* Records for this exercise:
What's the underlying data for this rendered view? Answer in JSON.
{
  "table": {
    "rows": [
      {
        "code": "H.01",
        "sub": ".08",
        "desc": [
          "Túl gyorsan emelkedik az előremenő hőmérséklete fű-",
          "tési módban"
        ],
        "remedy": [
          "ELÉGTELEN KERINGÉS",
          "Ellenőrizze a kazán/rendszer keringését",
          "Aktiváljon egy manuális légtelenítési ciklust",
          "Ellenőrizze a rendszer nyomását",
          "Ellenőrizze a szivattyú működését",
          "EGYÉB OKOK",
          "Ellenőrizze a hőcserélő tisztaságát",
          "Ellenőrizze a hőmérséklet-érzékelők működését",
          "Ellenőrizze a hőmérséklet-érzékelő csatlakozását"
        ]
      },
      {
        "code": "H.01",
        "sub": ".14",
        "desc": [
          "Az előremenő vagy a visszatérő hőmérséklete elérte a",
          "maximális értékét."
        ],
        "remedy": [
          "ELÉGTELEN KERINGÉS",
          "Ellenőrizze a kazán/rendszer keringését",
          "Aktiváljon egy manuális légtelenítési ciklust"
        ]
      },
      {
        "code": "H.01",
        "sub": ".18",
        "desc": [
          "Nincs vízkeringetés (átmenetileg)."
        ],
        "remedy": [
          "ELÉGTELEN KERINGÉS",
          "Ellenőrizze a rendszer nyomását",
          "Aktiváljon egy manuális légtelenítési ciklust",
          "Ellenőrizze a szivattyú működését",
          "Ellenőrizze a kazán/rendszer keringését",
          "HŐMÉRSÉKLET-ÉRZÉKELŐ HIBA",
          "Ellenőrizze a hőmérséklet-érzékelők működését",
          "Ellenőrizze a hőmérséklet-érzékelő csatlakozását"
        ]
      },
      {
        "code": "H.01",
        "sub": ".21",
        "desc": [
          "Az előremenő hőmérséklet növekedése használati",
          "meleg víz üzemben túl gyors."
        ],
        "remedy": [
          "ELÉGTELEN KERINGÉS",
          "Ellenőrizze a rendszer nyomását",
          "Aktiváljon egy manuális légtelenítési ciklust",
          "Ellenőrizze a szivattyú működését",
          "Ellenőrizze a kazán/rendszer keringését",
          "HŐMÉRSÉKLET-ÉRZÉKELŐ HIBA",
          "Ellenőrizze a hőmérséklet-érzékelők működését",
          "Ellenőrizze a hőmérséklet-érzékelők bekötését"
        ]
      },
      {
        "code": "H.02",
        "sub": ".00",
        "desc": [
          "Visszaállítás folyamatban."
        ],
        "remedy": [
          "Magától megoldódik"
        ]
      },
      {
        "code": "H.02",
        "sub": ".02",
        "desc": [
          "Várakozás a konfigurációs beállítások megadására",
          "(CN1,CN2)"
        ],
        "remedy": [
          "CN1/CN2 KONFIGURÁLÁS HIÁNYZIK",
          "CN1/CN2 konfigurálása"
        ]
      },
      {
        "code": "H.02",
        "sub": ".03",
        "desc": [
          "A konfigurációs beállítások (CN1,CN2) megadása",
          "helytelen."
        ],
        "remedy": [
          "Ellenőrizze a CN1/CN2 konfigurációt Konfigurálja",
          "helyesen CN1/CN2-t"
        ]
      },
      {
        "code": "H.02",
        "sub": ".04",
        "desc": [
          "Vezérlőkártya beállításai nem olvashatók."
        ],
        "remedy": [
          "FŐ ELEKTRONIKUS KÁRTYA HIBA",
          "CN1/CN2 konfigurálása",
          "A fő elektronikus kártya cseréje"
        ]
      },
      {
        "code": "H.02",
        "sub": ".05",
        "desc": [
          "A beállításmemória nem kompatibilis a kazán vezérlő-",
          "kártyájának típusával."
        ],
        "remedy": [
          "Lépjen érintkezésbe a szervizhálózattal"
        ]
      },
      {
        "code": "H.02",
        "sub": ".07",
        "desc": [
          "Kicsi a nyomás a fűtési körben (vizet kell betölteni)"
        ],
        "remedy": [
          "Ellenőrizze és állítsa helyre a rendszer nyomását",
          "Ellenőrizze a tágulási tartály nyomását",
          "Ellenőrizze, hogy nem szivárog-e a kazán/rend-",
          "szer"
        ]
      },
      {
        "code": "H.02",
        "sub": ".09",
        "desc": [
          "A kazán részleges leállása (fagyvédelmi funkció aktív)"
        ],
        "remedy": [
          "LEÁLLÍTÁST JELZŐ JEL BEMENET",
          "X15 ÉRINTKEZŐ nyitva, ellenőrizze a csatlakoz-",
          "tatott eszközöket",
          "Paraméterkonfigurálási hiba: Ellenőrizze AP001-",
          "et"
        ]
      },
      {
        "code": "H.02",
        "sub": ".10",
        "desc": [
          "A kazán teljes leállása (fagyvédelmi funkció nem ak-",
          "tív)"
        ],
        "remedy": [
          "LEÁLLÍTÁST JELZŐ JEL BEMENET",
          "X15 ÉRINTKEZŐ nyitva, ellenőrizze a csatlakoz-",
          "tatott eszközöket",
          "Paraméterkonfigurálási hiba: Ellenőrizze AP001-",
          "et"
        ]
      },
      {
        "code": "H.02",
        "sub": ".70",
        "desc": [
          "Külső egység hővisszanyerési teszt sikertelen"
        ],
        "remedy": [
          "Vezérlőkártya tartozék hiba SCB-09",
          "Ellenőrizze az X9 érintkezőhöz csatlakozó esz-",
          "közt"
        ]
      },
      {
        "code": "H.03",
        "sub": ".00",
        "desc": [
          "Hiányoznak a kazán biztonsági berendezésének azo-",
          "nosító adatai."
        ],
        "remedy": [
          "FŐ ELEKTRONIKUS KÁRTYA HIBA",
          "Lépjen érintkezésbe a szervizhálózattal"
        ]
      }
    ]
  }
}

* Exercise:
Provide the number of lines containing the string "beállítások", with no other output.

* Response to this exercise:
2